Directions for this task
Each line holding the word "населения" counts once; give the total and nothing more.

Listing
· · · · ·

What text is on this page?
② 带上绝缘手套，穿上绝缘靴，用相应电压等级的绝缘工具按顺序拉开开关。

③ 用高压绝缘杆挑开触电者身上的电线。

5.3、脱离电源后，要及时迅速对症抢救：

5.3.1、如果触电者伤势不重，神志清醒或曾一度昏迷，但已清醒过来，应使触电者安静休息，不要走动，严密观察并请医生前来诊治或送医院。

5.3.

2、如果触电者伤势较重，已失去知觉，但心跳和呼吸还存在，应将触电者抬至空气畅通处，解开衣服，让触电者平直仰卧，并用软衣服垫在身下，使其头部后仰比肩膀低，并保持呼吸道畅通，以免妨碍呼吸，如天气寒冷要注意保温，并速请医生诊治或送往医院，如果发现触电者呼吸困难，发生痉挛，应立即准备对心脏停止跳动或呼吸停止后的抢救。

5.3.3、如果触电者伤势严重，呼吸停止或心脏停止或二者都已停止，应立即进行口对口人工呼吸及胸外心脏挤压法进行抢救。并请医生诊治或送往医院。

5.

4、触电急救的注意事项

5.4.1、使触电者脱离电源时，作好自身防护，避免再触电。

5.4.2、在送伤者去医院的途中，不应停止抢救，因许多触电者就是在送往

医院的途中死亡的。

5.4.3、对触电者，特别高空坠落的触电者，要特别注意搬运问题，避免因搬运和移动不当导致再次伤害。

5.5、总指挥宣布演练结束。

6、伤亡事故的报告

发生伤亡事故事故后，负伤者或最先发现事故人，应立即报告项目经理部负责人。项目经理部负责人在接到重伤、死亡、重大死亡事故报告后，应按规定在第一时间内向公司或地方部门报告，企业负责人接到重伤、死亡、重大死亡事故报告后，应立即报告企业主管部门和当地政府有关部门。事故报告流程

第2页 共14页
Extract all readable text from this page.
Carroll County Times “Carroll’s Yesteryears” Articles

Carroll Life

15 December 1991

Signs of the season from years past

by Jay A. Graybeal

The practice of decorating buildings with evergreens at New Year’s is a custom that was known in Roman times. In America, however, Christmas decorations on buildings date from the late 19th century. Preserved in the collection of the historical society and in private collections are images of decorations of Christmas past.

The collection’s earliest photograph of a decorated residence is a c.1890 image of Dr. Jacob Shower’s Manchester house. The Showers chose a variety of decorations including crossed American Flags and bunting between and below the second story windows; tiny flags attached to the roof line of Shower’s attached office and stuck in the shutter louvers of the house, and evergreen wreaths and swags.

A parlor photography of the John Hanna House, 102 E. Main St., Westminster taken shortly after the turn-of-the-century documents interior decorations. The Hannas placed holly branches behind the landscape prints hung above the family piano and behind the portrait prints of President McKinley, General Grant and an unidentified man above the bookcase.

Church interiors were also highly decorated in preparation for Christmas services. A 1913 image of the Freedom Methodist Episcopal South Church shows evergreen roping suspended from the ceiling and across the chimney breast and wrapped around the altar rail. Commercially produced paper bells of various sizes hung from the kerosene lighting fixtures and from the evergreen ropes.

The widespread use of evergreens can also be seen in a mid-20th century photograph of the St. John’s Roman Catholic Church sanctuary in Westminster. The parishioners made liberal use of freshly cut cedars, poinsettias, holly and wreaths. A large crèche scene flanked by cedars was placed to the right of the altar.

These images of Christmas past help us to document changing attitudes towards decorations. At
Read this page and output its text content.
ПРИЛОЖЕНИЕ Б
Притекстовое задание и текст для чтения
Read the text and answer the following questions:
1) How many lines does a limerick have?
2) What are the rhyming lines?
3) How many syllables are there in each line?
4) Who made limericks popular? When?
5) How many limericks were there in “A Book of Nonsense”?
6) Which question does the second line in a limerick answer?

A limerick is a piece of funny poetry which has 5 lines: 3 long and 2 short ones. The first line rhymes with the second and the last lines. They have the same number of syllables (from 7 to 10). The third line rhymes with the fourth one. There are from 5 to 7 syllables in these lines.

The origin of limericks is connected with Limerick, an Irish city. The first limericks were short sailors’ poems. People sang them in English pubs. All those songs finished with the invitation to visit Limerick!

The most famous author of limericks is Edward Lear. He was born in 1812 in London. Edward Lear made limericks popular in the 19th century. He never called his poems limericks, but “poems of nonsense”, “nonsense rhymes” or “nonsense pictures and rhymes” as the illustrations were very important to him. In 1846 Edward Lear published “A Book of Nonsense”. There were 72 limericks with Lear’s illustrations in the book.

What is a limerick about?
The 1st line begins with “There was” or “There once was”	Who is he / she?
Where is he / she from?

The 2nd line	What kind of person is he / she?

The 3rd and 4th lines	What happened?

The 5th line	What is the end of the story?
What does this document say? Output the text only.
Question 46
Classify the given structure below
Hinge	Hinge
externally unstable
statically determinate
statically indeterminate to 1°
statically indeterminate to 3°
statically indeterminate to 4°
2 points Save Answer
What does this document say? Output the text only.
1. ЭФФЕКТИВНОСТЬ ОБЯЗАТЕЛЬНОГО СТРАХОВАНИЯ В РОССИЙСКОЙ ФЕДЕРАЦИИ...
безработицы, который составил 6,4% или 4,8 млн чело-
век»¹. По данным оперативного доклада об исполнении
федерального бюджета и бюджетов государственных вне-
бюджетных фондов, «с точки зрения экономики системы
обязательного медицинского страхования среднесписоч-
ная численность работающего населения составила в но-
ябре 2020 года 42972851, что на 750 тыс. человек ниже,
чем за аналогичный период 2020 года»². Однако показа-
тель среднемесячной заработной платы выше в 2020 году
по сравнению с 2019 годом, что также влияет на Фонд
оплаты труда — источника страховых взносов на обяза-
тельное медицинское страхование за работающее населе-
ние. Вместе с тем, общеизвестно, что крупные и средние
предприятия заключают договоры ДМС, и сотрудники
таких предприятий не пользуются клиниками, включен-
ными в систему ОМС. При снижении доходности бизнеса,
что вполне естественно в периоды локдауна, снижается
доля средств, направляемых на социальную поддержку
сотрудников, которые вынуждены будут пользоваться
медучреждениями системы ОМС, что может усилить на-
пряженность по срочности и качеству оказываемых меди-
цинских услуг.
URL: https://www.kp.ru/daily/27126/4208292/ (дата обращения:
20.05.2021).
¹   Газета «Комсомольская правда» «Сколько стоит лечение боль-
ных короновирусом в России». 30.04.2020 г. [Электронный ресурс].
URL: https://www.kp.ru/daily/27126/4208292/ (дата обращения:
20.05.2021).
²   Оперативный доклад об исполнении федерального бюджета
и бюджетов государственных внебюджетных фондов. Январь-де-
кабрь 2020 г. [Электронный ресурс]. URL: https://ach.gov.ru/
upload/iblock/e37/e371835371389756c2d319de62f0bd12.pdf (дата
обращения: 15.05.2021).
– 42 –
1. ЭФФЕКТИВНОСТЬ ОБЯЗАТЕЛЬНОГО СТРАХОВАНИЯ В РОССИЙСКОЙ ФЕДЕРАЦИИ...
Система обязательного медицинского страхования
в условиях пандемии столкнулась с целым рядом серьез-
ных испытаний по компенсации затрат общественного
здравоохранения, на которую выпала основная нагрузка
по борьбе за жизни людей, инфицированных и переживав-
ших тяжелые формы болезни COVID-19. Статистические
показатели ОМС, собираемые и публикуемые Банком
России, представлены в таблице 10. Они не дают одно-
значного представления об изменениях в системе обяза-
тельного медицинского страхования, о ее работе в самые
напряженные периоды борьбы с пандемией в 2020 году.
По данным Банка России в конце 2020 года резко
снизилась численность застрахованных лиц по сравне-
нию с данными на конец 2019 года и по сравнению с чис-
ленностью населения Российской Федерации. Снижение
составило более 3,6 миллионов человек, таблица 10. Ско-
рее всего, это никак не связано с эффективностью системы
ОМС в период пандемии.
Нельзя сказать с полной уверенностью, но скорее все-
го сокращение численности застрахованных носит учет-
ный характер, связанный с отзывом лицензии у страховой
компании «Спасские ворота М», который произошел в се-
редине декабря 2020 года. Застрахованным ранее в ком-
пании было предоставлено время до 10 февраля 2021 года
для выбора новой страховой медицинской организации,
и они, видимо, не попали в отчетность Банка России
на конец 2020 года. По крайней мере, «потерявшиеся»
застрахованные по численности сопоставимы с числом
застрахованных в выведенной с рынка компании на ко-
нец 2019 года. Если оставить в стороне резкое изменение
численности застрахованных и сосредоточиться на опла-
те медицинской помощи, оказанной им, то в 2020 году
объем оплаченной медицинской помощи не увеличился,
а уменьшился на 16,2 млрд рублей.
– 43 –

· · · · ·

The response
2